_TASK REQUIREMENTS_
Records follow. Pull out every line that contains "type".

────────

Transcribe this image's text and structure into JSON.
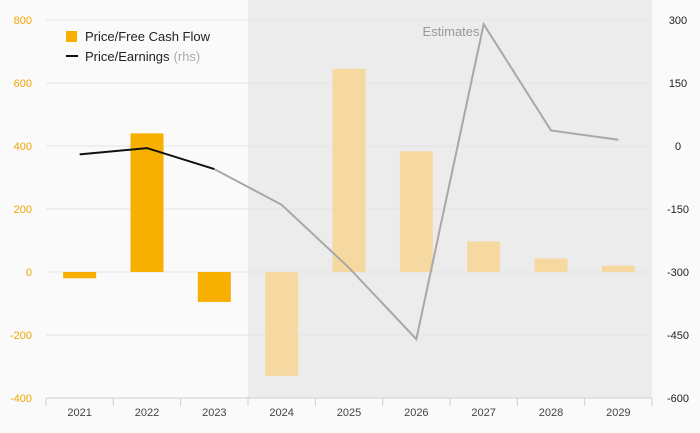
{
  "chart_data": {
    "type": "bar+line",
    "categories": [
      "2021",
      "2022",
      "2023",
      "2024",
      "2025",
      "2026",
      "2027",
      "2028",
      "2029"
    ],
    "estimates_label": "Estimates",
    "estimates_from_index": 3,
    "colors": {
      "bar_actual": "#f7b000",
      "bar_estimate": "#f5d9a0",
      "line_actual": "#111111",
      "line_estimate": "#a8a8a8",
      "left_axis_text": "#f0a500",
      "estimate_shade": "#ececec"
    },
    "series": [
      {
        "name": "Price/Free Cash Flow",
        "type": "bar",
        "axis": "left",
        "values": [
          -20,
          440,
          -95,
          -330,
          645,
          383,
          97,
          43,
          20
        ]
      },
      {
        "name": "Price/Earnings",
        "axis_note": "(rhs)",
        "type": "line",
        "axis": "right",
        "values": [
          -20,
          -5,
          -55,
          -140,
          -290,
          -460,
          290,
          37,
          15
        ]
      }
    ],
    "left_axis": {
      "ylim": [
        -400,
        800
      ],
      "ticks": [
        "800",
        "600",
        "400",
        "200",
        "0",
        "-200",
        "-400"
      ]
    },
    "right_axis": {
      "ylim": [
        -600,
        300
      ],
      "ticks": [
        "300",
        "150",
        "0",
        "-150",
        "-300",
        "-450",
        "-600"
      ]
    },
    "grid": true,
    "legend_position": "top-left"
  }
}
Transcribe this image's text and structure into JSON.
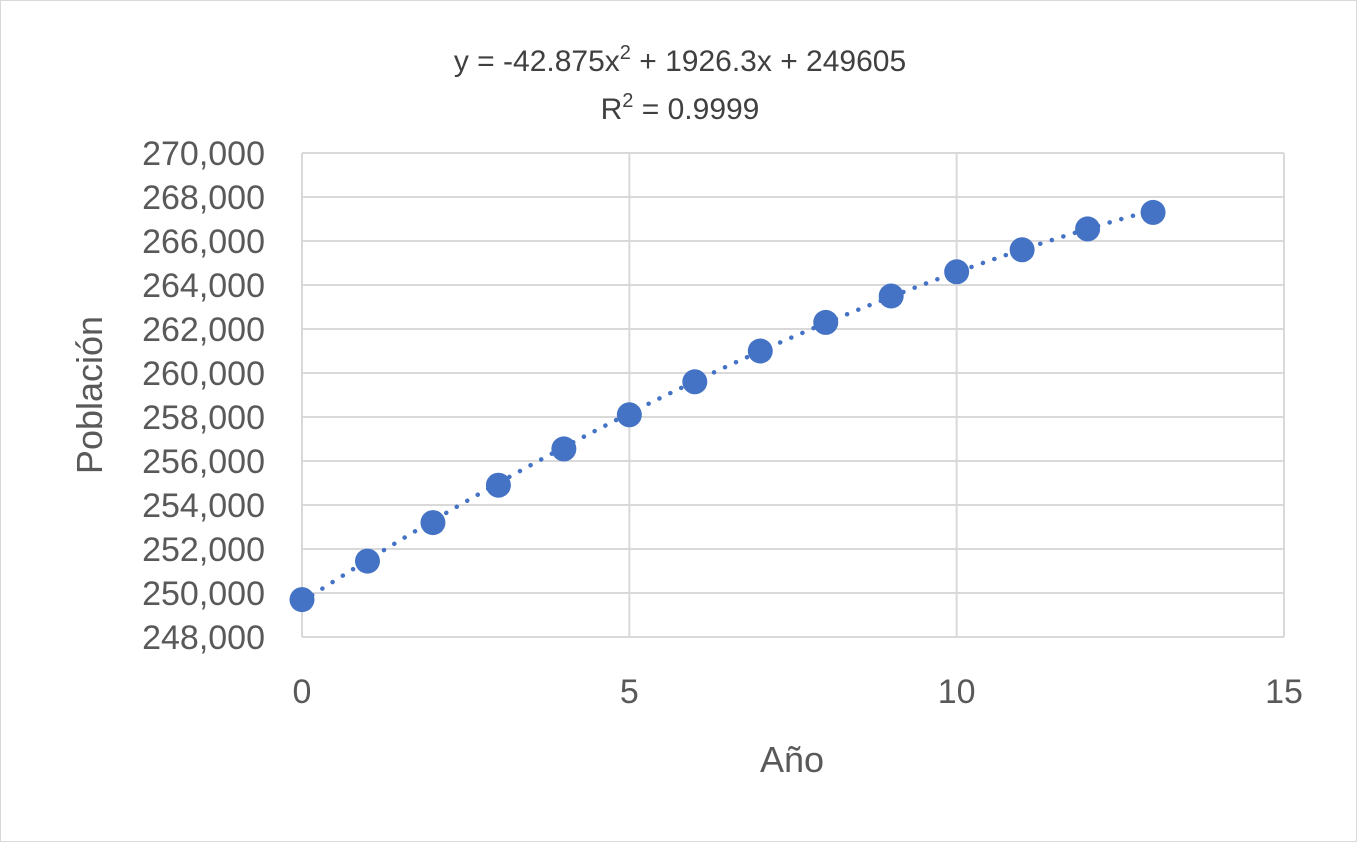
{
  "chart_data": {
    "type": "scatter",
    "title": "",
    "xlabel": "Año",
    "ylabel": "Población",
    "xlim": [
      0,
      15
    ],
    "ylim": [
      248000,
      270000
    ],
    "x_ticks": [
      0,
      5,
      10,
      15
    ],
    "y_ticks": [
      248000,
      250000,
      252000,
      254000,
      256000,
      258000,
      260000,
      262000,
      264000,
      266000,
      268000,
      270000
    ],
    "x_tick_labels": [
      "0",
      "5",
      "10",
      "15"
    ],
    "y_tick_labels": [
      "248,000",
      "250,000",
      "252,000",
      "254,000",
      "256,000",
      "258,000",
      "260,000",
      "262,000",
      "264,000",
      "266,000",
      "268,000",
      "270,000"
    ],
    "grid": true,
    "legend": "none",
    "series": [
      {
        "x": [
          0,
          1,
          2,
          3,
          4,
          5,
          6,
          7,
          8,
          9,
          10,
          11,
          12,
          13
        ],
        "y": [
          249700,
          251450,
          253200,
          254900,
          256550,
          258100,
          259600,
          261000,
          262300,
          263500,
          264600,
          265600,
          266550,
          267300
        ],
        "color": "#4472c4"
      }
    ],
    "trendline": {
      "type": "polynomial",
      "order": 2,
      "coefficients": [
        -42.875,
        1926.3,
        249605
      ],
      "style": "dotted",
      "color": "#4472c4",
      "x_range": [
        0,
        13
      ],
      "equation_prefix": "y = -42.875x",
      "equation_exp": "2",
      "equation_suffix": " + 1926.3x + 249605",
      "r2_prefix": "R",
      "r2_exp": "2",
      "r2_suffix": " = 0.9999"
    }
  },
  "colors": {
    "marker": "#4472c4",
    "grid": "#d9d9d9",
    "text": "#595959",
    "border": "#d9d9d9"
  }
}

────────

_EXERCISE ANSWER_
    "type": "bar+line",
        "type": "bar",
        "type": "line",
    "type": "scatter",
      "type": "polynomial",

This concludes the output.